[Requirements]:
Copy every line of the records below word for word, in the same order.

** Begin Dataset entries **

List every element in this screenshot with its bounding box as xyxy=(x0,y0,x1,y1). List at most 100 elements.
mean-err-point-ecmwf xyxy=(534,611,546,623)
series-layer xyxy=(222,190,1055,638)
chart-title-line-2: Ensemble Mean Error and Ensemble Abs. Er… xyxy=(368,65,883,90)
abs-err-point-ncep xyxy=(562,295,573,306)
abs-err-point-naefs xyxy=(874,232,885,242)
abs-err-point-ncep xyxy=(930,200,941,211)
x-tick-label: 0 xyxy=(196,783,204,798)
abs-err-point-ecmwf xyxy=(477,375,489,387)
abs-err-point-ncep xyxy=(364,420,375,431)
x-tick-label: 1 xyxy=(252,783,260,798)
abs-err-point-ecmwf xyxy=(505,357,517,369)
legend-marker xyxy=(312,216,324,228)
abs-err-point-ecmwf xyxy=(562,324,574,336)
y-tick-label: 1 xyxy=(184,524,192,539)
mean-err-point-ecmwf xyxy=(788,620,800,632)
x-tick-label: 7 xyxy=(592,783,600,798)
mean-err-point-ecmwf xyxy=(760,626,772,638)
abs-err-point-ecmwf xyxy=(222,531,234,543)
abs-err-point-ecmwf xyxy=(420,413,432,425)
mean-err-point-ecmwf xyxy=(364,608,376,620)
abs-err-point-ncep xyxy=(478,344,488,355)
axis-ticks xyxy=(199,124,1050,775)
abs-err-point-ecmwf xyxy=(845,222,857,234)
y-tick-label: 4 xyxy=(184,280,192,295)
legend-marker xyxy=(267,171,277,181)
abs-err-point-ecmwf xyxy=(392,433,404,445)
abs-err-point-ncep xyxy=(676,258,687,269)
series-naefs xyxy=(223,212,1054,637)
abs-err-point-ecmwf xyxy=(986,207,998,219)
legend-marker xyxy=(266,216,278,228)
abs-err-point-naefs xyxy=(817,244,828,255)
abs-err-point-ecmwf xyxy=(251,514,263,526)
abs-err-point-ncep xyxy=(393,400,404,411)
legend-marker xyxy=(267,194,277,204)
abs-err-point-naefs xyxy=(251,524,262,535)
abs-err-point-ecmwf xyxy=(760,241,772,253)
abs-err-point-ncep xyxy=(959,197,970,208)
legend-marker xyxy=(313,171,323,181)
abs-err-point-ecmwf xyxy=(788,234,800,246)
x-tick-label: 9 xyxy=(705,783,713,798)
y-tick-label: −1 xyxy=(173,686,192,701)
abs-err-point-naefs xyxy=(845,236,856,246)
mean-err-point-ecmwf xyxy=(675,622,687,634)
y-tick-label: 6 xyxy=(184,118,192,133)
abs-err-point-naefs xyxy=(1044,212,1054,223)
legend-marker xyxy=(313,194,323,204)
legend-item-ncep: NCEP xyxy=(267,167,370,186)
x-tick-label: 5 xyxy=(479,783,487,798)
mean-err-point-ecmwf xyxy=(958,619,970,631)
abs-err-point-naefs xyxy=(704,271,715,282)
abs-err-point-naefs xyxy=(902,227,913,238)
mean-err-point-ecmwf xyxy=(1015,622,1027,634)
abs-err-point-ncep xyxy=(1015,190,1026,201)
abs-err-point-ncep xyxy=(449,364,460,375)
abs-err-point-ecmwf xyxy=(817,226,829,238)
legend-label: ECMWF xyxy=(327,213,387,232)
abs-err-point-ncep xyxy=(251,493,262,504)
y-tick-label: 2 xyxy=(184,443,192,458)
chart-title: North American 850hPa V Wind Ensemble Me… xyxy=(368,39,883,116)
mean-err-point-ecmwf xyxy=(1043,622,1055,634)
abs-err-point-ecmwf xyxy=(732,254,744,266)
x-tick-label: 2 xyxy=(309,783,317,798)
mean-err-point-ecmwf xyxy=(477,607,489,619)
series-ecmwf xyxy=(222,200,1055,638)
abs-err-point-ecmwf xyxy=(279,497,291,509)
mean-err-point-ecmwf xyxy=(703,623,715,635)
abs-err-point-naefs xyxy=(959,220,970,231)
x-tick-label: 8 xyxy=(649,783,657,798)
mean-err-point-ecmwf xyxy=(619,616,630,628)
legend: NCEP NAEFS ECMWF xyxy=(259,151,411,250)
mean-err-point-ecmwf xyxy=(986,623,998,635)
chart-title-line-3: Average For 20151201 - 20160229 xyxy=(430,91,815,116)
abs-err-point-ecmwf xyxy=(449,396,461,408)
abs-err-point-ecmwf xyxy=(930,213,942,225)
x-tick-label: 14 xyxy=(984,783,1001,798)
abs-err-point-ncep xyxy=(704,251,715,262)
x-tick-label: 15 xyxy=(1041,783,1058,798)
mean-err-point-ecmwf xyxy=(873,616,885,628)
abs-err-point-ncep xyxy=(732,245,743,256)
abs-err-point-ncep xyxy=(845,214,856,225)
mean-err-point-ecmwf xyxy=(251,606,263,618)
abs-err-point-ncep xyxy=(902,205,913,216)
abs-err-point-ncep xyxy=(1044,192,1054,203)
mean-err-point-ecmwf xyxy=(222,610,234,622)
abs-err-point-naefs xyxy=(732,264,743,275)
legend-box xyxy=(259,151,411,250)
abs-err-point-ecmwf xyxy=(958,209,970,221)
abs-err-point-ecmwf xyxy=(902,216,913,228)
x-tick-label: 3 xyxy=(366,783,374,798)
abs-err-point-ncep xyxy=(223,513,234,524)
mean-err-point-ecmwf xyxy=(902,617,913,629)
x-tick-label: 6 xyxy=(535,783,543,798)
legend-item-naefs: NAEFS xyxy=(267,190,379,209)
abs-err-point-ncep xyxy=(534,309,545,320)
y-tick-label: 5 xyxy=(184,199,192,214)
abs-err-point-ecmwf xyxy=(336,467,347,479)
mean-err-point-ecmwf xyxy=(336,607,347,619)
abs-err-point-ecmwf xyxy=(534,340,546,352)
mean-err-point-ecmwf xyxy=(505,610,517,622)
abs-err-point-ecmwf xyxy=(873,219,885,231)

** End Dataset entries **

[Solved problem]:
List every element in this screenshot with its bounding box as xyxy=(x0,y0,x1,y1). List at most 100 elements.
mean-err-point-ecmwf xyxy=(534,611,546,623)
series-layer xyxy=(222,190,1055,638)
chart-title-line-2: Ensemble Mean Error and Ensemble Abs. Er… xyxy=(368,65,883,90)
abs-err-point-ncep xyxy=(562,295,573,306)
abs-err-point-naefs xyxy=(874,232,885,242)
abs-err-point-ncep xyxy=(930,200,941,211)
x-tick-label: 0 xyxy=(196,783,204,798)
abs-err-point-ecmwf xyxy=(477,375,489,387)
abs-err-point-ncep xyxy=(364,420,375,431)
x-tick-label: 1 xyxy=(252,783,260,798)
abs-err-point-ecmwf xyxy=(505,357,517,369)
legend-marker xyxy=(312,216,324,228)
abs-err-point-ecmwf xyxy=(562,324,574,336)
y-tick-label: 1 xyxy=(184,524,192,539)
mean-err-point-ecmwf xyxy=(788,620,800,632)
x-tick-label: 7 xyxy=(592,783,600,798)
mean-err-point-ecmwf xyxy=(760,626,772,638)
abs-err-point-ecmwf xyxy=(222,531,234,543)
abs-err-point-ecmwf xyxy=(420,413,432,425)
mean-err-point-ecmwf xyxy=(364,608,376,620)
abs-err-point-ncep xyxy=(478,344,488,355)
axis-ticks xyxy=(199,124,1050,775)
abs-err-point-ecmwf xyxy=(845,222,857,234)
y-tick-label: 4 xyxy=(184,280,192,295)
legend-marker xyxy=(267,171,277,181)
abs-err-point-ecmwf xyxy=(392,433,404,445)
abs-err-point-ncep xyxy=(676,258,687,269)
series-naefs xyxy=(223,212,1054,637)
abs-err-point-ecmwf xyxy=(986,207,998,219)
legend-marker xyxy=(266,216,278,228)
abs-err-point-naefs xyxy=(817,244,828,255)
abs-err-point-ecmwf xyxy=(251,514,263,526)
abs-err-point-ncep xyxy=(393,400,404,411)
legend-marker xyxy=(267,194,277,204)
abs-err-point-naefs xyxy=(251,524,262,535)
abs-err-point-ecmwf xyxy=(760,241,772,253)
abs-err-point-ncep xyxy=(959,197,970,208)
legend-marker xyxy=(313,171,323,181)
abs-err-point-ecmwf xyxy=(788,234,800,246)
x-tick-label: 9 xyxy=(705,783,713,798)
y-tick-label: −1 xyxy=(173,686,192,701)
abs-err-point-naefs xyxy=(845,236,856,246)
mean-err-point-ecmwf xyxy=(675,622,687,634)
y-tick-label: 6 xyxy=(184,118,192,133)
abs-err-point-naefs xyxy=(1044,212,1054,223)
legend-marker xyxy=(313,194,323,204)
legend-item-ncep: NCEP xyxy=(267,167,370,186)
x-tick-label: 5 xyxy=(479,783,487,798)
mean-err-point-ecmwf xyxy=(958,619,970,631)
abs-err-point-naefs xyxy=(704,271,715,282)
abs-err-point-naefs xyxy=(902,227,913,238)
mean-err-point-ecmwf xyxy=(1015,622,1027,634)
abs-err-point-ncep xyxy=(1015,190,1026,201)
abs-err-point-ncep xyxy=(449,364,460,375)
abs-err-point-ecmwf xyxy=(817,226,829,238)
legend-label: ECMWF xyxy=(327,213,387,232)
abs-err-point-ncep xyxy=(251,493,262,504)
y-tick-label: 2 xyxy=(184,443,192,458)
chart-title: North American 850hPa V Wind Ensemble Me… xyxy=(368,39,883,116)
mean-err-point-ecmwf xyxy=(1043,622,1055,634)
abs-err-point-ecmwf xyxy=(732,254,744,266)
x-tick-label: 2 xyxy=(309,783,317,798)
mean-err-point-ecmwf xyxy=(477,607,489,619)
series-ecmwf xyxy=(222,200,1055,638)
abs-err-point-ecmwf xyxy=(279,497,291,509)
mean-err-point-ecmwf xyxy=(703,623,715,635)
abs-err-point-naefs xyxy=(959,220,970,231)
x-tick-label: 8 xyxy=(649,783,657,798)
mean-err-point-ecmwf xyxy=(619,616,630,628)
legend: NCEP NAEFS ECMWF xyxy=(259,151,411,250)
mean-err-point-ecmwf xyxy=(986,623,998,635)
chart-title-line-3: Average For 20151201 - 20160229 xyxy=(430,91,815,116)
abs-err-point-ecmwf xyxy=(449,396,461,408)
abs-err-point-ecmwf xyxy=(930,213,942,225)
x-tick-label: 14 xyxy=(984,783,1001,798)
abs-err-point-ncep xyxy=(704,251,715,262)
x-tick-label: 15 xyxy=(1041,783,1058,798)
mean-err-point-ecmwf xyxy=(873,616,885,628)
abs-err-point-ncep xyxy=(732,245,743,256)
abs-err-point-ncep xyxy=(845,214,856,225)
mean-err-point-ecmwf xyxy=(251,606,263,618)
abs-err-point-ncep xyxy=(902,205,913,216)
abs-err-point-ncep xyxy=(1044,192,1054,203)
mean-err-point-ecmwf xyxy=(222,610,234,622)
abs-err-point-naefs xyxy=(732,264,743,275)
legend-box xyxy=(259,151,411,250)
abs-err-point-ecmwf xyxy=(958,209,970,221)
abs-err-point-ecmwf xyxy=(902,216,913,228)
x-tick-label: 3 xyxy=(366,783,374,798)
abs-err-point-ncep xyxy=(223,513,234,524)
mean-err-point-ecmwf xyxy=(902,617,913,629)
x-tick-label: 6 xyxy=(535,783,543,798)
legend-item-naefs: NAEFS xyxy=(267,190,379,209)
abs-err-point-ncep xyxy=(534,309,545,320)
y-tick-label: 5 xyxy=(184,199,192,214)
abs-err-point-ecmwf xyxy=(336,467,347,479)
mean-err-point-ecmwf xyxy=(336,607,347,619)
abs-err-point-ecmwf xyxy=(534,340,546,352)
mean-err-point-ecmwf xyxy=(505,610,517,622)
abs-err-point-ecmwf xyxy=(873,219,885,231)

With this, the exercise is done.